• Problem to solve: Repeat the material verbatim. Images are excluded from the copy.

• Data section:
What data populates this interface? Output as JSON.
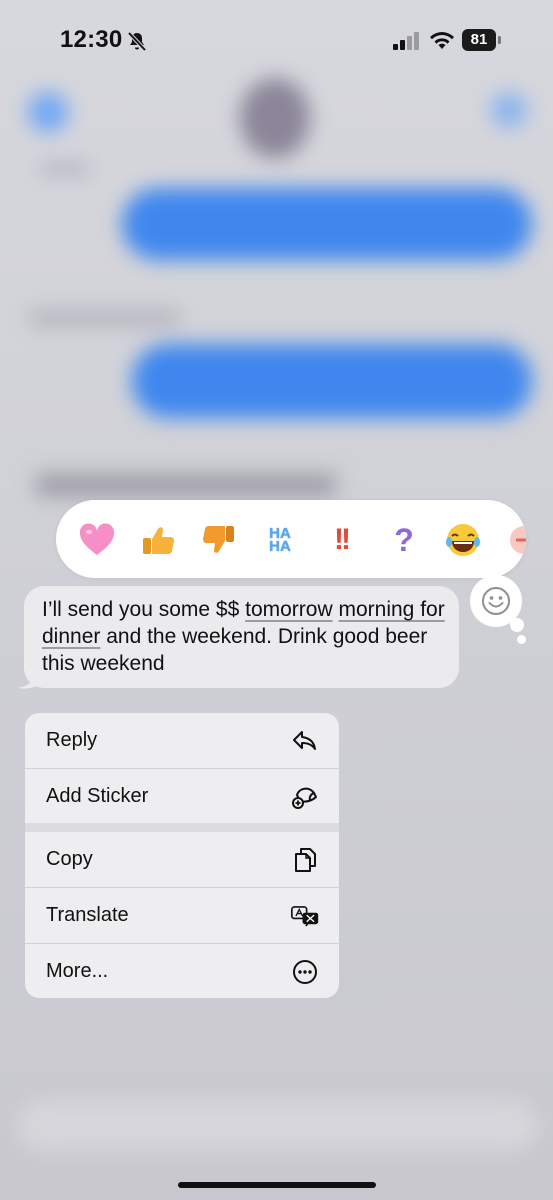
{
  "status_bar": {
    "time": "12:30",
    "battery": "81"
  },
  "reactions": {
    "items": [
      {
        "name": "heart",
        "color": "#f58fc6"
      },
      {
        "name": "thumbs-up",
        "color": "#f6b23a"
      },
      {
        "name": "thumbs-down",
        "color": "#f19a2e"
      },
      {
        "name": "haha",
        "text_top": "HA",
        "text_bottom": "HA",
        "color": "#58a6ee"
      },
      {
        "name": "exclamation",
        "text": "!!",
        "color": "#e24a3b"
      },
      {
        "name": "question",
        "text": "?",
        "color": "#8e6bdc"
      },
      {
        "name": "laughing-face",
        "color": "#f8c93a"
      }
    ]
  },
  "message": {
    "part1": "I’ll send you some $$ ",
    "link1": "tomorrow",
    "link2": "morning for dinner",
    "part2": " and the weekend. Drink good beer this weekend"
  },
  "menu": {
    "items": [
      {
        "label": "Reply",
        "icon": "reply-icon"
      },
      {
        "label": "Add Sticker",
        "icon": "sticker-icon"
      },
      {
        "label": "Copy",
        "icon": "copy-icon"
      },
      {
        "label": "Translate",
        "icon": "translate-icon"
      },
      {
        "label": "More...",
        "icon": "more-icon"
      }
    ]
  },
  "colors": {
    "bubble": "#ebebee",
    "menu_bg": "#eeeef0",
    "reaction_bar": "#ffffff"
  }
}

• Answer for this exercise:
What data populates this interface? Output as JSON.
{
  "status_bar": {
    "time": "12:30",
    "battery": "81"
  },
  "reactions": {
    "items": [
      {
        "name": "heart",
        "color": "#f58fc6"
      },
      {
        "name": "thumbs-up",
        "color": "#f6b23a"
      },
      {
        "name": "thumbs-down",
        "color": "#f19a2e"
      },
      {
        "name": "haha",
        "text_top": "HA",
        "text_bottom": "HA",
        "color": "#58a6ee"
      },
      {
        "name": "exclamation",
        "text": "!!",
        "color": "#e24a3b"
      },
      {
        "name": "question",
        "text": "?",
        "color": "#8e6bdc"
      },
      {
        "name": "laughing-face",
        "color": "#f8c93a"
      }
    ]
  },
  "message": {
    "part1": "I’ll send you some $$ ",
    "link1": "tomorrow",
    "link2": "morning for dinner",
    "part2": " and the weekend. Drink good beer this weekend"
  },
  "menu": {
    "items": [
      {
        "label": "Reply",
        "icon": "reply-icon"
      },
      {
        "label": "Add Sticker",
        "icon": "sticker-icon"
      },
      {
        "label": "Copy",
        "icon": "copy-icon"
      },
      {
        "label": "Translate",
        "icon": "translate-icon"
      },
      {
        "label": "More...",
        "icon": "more-icon"
      }
    ]
  },
  "colors": {
    "bubble": "#ebebee",
    "menu_bg": "#eeeef0",
    "reaction_bar": "#ffffff"
  }
}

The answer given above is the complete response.